§ **Aim**
Keep the pictures out and restate every record exactly.

Records from a collection of figures
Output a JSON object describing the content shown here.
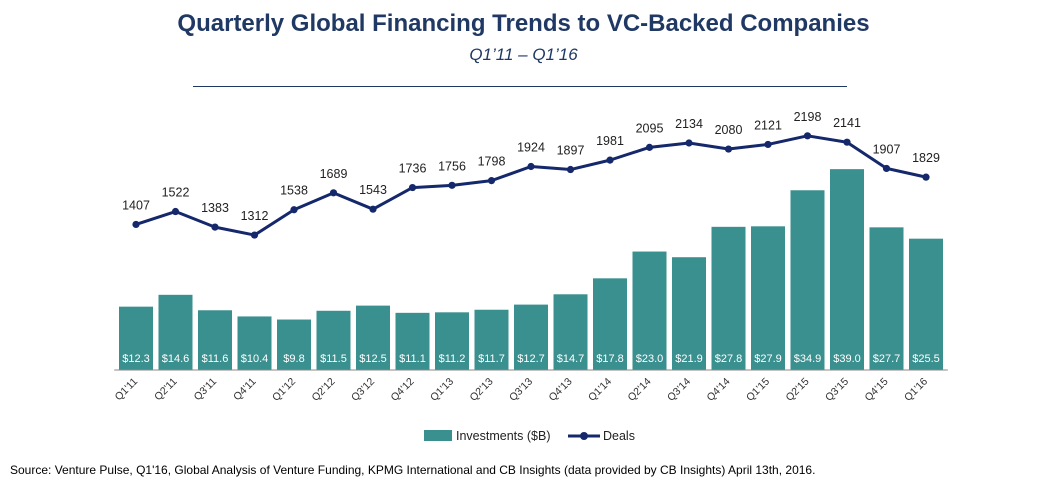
{
  "title": "Quarterly Global Financing Trends to VC-Backed Companies",
  "subtitle": "Q1’11 – Q1’16",
  "source": "Source: Venture Pulse, Q1'16, Global Analysis of Venture Funding, KPMG International and CB Insights (data provided by CB Insights) April 13th, 2016.",
  "colors": {
    "bars": "#3A8F8F",
    "line": "#14286B",
    "title": "#1F3864"
  },
  "chart_data": {
    "type": "bar",
    "categories": [
      "Q1'11",
      "Q2'11",
      "Q3'11",
      "Q4'11",
      "Q1'12",
      "Q2'12",
      "Q3'12",
      "Q4'12",
      "Q1'13",
      "Q2'13",
      "Q3'13",
      "Q4'13",
      "Q1'14",
      "Q2'14",
      "Q3'14",
      "Q4'14",
      "Q1'15",
      "Q2'15",
      "Q3'15",
      "Q4'15",
      "Q1'16"
    ],
    "series": [
      {
        "name": "Investments ($B)",
        "type": "bar",
        "values": [
          12.3,
          14.6,
          11.6,
          10.4,
          9.8,
          11.5,
          12.5,
          11.1,
          11.2,
          11.7,
          12.7,
          14.7,
          17.8,
          23.0,
          21.9,
          27.8,
          27.9,
          34.9,
          39.0,
          27.7,
          25.5
        ],
        "labels": [
          "$12.3",
          "$14.6",
          "$11.6",
          "$10.4",
          "$9.8",
          "$11.5",
          "$12.5",
          "$11.1",
          "$11.2",
          "$11.7",
          "$12.7",
          "$14.7",
          "$17.8",
          "$23.0",
          "$21.9",
          "$27.8",
          "$27.9",
          "$34.9",
          "$39.0",
          "$27.7",
          "$25.5"
        ]
      },
      {
        "name": "Deals",
        "type": "line",
        "values": [
          1407,
          1522,
          1383,
          1312,
          1538,
          1689,
          1543,
          1736,
          1756,
          1798,
          1924,
          1897,
          1981,
          2095,
          2134,
          2080,
          2121,
          2198,
          2141,
          1907,
          1829
        ]
      }
    ],
    "legend_position": "bottom",
    "grid": false
  }
}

§ **The response**
Output a JSON object describing the content shown here.
{
  "title": "Quarterly Global Financing Trends to VC-Backed Companies",
  "subtitle": "Q1’11 – Q1’16",
  "source": "Source: Venture Pulse, Q1'16, Global Analysis of Venture Funding, KPMG International and CB Insights (data provided by CB Insights) April 13th, 2016.",
  "colors": {
    "bars": "#3A8F8F",
    "line": "#14286B",
    "title": "#1F3864"
  },
  "chart_data": {
    "type": "bar",
    "categories": [
      "Q1'11",
      "Q2'11",
      "Q3'11",
      "Q4'11",
      "Q1'12",
      "Q2'12",
      "Q3'12",
      "Q4'12",
      "Q1'13",
      "Q2'13",
      "Q3'13",
      "Q4'13",
      "Q1'14",
      "Q2'14",
      "Q3'14",
      "Q4'14",
      "Q1'15",
      "Q2'15",
      "Q3'15",
      "Q4'15",
      "Q1'16"
    ],
    "series": [
      {
        "name": "Investments ($B)",
        "type": "bar",
        "values": [
          12.3,
          14.6,
          11.6,
          10.4,
          9.8,
          11.5,
          12.5,
          11.1,
          11.2,
          11.7,
          12.7,
          14.7,
          17.8,
          23.0,
          21.9,
          27.8,
          27.9,
          34.9,
          39.0,
          27.7,
          25.5
        ],
        "labels": [
          "$12.3",
          "$14.6",
          "$11.6",
          "$10.4",
          "$9.8",
          "$11.5",
          "$12.5",
          "$11.1",
          "$11.2",
          "$11.7",
          "$12.7",
          "$14.7",
          "$17.8",
          "$23.0",
          "$21.9",
          "$27.8",
          "$27.9",
          "$34.9",
          "$39.0",
          "$27.7",
          "$25.5"
        ]
      },
      {
        "name": "Deals",
        "type": "line",
        "values": [
          1407,
          1522,
          1383,
          1312,
          1538,
          1689,
          1543,
          1736,
          1756,
          1798,
          1924,
          1897,
          1981,
          2095,
          2134,
          2080,
          2121,
          2198,
          2141,
          1907,
          1829
        ]
      }
    ],
    "legend_position": "bottom",
    "grid": false
  }
}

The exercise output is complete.